What the task asks: Pull out each line of the data that includes the word "Workspace".

-- Begin Material to process --

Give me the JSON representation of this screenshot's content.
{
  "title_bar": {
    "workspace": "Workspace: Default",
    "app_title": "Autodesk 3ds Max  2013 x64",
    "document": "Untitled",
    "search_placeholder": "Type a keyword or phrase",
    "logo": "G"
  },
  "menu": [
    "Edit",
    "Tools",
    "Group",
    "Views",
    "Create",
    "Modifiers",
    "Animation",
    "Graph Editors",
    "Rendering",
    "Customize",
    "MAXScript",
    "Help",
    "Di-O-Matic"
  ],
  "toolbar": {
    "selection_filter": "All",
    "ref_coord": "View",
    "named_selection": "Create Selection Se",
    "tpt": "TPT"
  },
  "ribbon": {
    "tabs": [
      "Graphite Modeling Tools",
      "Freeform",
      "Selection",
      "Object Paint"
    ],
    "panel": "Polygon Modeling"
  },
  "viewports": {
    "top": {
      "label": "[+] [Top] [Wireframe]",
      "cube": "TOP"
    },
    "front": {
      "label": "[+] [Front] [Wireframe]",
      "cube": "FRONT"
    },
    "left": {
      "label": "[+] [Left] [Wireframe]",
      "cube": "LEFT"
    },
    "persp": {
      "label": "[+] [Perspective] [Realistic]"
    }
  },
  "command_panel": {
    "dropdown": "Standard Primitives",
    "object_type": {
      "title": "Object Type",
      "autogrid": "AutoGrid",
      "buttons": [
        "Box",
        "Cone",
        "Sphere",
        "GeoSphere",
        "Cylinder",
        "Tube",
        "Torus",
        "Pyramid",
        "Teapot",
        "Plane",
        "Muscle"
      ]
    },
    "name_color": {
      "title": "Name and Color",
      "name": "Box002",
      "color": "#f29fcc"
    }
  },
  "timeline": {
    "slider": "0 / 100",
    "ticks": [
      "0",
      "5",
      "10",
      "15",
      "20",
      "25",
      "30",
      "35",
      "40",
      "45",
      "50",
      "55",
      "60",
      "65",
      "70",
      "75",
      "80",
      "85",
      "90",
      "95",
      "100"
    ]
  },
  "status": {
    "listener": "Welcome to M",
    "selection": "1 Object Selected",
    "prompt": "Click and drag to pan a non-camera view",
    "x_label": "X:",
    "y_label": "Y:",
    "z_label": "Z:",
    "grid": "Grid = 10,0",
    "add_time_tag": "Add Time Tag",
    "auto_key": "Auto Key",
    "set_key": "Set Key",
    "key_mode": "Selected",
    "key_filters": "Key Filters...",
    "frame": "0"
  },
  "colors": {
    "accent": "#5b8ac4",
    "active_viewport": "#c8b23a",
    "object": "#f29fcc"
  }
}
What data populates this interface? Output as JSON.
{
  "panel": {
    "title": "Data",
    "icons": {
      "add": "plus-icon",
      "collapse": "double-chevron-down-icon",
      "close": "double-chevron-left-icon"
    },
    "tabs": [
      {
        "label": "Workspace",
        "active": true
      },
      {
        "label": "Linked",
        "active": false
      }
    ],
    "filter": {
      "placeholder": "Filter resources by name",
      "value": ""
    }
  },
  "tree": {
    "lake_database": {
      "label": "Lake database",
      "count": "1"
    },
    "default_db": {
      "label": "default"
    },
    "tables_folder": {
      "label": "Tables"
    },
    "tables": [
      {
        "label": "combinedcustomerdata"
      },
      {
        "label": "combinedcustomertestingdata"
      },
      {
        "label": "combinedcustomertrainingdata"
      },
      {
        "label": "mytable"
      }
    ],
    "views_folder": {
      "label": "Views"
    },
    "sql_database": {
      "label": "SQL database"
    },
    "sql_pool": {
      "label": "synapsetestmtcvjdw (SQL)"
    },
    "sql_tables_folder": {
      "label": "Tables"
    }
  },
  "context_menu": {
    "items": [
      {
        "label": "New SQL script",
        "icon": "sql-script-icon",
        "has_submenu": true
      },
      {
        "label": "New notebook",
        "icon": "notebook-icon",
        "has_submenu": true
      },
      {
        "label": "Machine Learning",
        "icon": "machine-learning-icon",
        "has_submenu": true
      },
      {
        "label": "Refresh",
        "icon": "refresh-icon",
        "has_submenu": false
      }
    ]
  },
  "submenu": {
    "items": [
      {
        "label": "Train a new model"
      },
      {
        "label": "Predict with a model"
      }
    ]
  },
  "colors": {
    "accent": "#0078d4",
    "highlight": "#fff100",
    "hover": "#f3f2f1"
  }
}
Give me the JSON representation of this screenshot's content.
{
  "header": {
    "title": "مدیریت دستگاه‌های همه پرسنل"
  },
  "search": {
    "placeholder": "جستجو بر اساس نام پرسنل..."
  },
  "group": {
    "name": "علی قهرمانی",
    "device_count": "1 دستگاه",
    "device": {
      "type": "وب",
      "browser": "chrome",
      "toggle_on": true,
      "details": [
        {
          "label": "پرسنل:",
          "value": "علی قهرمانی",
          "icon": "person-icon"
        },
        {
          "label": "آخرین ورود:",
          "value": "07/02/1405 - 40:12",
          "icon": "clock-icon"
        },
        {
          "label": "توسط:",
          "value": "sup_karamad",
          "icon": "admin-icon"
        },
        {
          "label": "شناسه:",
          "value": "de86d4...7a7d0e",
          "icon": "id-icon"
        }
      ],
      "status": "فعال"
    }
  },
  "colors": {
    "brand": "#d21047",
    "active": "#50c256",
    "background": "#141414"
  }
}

-- End Material to process --

Completed task:
    "workspace": "Workspace: Default",
        "label": "Workspace",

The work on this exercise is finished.